§ Short problem
Look through the material and copy each line holding "name".

§ Data listing
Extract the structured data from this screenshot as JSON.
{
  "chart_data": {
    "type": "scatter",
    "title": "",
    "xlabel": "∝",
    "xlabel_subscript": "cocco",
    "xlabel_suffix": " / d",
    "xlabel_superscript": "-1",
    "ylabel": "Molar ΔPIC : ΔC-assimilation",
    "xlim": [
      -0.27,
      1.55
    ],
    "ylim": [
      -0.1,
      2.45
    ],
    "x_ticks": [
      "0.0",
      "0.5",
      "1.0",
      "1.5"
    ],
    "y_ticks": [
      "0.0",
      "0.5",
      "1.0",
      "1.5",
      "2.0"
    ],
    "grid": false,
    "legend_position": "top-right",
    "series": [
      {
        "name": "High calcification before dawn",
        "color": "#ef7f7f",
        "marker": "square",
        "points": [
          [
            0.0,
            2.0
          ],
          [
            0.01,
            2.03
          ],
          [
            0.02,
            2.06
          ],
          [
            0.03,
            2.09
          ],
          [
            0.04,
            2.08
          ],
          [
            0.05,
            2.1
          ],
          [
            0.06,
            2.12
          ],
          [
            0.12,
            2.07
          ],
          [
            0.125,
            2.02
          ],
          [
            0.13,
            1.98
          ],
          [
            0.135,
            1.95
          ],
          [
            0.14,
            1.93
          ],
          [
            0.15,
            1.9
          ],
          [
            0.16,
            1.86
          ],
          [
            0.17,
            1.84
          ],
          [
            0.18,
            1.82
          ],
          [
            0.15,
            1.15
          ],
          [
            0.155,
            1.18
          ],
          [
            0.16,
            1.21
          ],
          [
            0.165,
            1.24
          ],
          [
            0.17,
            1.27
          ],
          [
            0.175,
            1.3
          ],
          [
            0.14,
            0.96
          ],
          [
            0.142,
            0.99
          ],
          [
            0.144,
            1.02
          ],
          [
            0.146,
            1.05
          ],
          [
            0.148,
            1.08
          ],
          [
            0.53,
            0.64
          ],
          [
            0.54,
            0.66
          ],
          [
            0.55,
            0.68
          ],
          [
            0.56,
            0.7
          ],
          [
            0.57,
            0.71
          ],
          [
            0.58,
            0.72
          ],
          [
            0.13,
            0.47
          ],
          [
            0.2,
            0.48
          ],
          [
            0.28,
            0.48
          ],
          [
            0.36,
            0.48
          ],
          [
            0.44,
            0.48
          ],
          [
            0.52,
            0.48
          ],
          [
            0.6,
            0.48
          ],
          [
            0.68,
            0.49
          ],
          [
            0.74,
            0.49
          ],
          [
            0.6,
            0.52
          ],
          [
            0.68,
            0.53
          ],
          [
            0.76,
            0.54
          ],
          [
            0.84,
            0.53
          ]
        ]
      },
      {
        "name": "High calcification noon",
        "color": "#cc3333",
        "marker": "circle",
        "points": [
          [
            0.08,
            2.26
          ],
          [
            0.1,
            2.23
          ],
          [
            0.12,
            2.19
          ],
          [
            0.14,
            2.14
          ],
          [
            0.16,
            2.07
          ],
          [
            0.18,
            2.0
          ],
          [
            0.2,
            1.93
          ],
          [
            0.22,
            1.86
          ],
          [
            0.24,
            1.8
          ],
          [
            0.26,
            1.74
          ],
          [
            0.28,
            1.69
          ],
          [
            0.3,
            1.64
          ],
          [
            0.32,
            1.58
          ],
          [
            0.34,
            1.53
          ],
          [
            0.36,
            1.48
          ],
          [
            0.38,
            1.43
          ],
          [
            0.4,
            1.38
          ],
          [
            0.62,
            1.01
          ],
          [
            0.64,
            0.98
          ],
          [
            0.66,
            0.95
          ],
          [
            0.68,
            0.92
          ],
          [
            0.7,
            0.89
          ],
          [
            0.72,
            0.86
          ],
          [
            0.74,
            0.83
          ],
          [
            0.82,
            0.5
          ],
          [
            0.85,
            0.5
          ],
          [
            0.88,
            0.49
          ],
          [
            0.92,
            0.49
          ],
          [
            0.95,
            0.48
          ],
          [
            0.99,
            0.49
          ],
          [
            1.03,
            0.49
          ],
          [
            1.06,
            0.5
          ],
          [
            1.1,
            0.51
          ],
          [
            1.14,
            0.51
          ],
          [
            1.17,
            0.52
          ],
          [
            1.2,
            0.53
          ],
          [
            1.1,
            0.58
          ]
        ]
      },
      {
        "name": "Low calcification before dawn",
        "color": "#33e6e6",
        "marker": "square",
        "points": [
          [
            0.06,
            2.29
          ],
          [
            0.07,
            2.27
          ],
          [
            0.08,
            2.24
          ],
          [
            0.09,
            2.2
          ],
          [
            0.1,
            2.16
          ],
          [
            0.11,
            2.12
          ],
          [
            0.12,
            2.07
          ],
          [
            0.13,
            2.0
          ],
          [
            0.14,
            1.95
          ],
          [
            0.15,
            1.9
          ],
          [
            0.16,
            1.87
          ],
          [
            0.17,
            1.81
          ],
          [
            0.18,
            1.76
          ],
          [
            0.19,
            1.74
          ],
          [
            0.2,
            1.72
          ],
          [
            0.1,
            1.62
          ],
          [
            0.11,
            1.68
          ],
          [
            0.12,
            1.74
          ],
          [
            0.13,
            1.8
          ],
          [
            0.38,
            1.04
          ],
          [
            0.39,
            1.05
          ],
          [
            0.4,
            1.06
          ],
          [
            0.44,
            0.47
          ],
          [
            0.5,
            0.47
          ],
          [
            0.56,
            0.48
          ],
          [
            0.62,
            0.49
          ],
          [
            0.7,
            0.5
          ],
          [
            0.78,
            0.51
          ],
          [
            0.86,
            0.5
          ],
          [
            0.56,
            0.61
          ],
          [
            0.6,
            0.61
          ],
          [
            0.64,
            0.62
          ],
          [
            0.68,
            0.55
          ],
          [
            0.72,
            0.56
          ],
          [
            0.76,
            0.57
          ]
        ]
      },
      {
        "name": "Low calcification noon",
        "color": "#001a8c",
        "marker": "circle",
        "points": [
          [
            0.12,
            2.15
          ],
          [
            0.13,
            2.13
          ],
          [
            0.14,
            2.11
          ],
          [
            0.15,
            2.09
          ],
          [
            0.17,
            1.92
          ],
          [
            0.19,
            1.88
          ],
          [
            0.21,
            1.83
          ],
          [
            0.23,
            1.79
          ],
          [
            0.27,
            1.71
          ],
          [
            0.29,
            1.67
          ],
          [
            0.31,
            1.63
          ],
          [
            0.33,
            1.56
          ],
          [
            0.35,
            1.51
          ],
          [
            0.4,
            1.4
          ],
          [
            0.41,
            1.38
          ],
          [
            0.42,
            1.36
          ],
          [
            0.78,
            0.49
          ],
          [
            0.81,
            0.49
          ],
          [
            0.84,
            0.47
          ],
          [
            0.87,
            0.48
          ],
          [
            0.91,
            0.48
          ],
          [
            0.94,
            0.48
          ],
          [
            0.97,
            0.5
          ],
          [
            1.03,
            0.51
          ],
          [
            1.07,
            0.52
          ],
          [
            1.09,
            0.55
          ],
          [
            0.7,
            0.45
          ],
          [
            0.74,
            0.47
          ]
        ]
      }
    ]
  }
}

§ Correct result
        "name": "High calcification before dawn",
        "name": "High calcification noon",
        "name": "Low calcification before dawn",
        "name": "Low calcification noon",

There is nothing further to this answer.